● EXERCISE DIRECTIONS: Using the records below, locate all lines containing "WITH" and return them.

•••

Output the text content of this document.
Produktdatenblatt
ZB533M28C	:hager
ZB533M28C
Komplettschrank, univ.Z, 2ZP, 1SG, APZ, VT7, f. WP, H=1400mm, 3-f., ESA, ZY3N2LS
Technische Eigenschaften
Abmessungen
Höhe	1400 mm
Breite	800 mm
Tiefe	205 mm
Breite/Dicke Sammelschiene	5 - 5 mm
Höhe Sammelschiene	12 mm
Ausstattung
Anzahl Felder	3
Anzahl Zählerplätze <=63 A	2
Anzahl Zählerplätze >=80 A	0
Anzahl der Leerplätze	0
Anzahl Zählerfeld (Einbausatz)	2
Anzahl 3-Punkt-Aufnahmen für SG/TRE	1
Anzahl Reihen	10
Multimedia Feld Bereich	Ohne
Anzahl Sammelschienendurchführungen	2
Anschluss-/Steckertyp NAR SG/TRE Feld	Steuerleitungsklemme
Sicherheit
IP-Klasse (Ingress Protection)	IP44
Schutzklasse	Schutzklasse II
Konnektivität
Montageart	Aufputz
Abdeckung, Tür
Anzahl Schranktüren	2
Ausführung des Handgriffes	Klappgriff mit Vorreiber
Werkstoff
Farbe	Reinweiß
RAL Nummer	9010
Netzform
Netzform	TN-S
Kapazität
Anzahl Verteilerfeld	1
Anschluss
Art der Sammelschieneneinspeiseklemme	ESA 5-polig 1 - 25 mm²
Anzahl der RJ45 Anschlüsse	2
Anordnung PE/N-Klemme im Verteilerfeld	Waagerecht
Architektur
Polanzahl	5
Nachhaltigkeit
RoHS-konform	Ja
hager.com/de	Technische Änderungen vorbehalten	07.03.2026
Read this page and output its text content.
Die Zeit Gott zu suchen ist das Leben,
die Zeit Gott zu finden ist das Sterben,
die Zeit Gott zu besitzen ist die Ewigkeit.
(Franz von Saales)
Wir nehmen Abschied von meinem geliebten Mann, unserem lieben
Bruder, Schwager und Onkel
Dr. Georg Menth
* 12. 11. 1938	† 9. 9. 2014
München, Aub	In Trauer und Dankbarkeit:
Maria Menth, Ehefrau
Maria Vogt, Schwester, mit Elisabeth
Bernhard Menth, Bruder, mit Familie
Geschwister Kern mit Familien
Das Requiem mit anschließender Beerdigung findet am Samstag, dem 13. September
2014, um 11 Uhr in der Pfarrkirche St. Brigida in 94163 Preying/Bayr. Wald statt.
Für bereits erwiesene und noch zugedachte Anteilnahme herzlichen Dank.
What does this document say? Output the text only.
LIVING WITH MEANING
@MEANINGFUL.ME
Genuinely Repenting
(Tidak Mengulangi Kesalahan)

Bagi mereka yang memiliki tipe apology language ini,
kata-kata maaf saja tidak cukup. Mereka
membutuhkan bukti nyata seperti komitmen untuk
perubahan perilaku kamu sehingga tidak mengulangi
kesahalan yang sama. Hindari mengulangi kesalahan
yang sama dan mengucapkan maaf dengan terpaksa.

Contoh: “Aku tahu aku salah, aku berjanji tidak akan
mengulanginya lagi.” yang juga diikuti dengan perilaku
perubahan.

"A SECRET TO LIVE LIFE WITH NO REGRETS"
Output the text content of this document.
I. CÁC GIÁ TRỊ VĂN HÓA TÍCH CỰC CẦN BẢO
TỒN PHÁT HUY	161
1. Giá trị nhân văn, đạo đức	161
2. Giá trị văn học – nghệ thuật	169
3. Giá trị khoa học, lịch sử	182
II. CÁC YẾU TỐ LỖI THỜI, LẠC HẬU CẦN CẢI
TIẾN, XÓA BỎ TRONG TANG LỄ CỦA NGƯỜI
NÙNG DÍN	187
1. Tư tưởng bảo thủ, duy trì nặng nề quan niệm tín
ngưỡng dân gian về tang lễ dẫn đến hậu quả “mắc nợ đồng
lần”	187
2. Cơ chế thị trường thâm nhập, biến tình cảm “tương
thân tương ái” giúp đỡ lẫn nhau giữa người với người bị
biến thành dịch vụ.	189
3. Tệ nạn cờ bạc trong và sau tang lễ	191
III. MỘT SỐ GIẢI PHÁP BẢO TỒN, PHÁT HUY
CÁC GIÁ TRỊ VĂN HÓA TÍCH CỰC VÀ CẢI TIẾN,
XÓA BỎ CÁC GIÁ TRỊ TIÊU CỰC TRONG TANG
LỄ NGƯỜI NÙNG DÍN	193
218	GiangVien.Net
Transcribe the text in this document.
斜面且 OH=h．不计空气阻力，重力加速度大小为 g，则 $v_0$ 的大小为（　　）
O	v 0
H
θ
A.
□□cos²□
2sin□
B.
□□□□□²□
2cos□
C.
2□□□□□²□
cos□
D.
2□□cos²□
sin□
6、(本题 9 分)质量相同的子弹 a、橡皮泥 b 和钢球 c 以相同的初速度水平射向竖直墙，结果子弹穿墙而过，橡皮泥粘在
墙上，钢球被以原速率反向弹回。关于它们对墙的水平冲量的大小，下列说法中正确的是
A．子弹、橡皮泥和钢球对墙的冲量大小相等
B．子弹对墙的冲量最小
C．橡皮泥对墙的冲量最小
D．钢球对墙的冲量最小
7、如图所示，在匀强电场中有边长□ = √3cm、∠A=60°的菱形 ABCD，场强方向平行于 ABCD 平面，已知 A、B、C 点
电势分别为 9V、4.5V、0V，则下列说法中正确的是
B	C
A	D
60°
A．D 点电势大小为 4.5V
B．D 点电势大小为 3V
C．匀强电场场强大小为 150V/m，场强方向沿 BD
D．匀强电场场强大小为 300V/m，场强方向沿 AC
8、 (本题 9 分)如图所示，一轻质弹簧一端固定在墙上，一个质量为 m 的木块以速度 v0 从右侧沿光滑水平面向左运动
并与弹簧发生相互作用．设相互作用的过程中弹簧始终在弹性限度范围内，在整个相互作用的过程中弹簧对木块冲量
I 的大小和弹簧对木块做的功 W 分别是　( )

•••

● EXPECTED ANSWER:
LIVING WITH MEANING
"A SECRET TO LIVE LIFE WITH NO REGRETS"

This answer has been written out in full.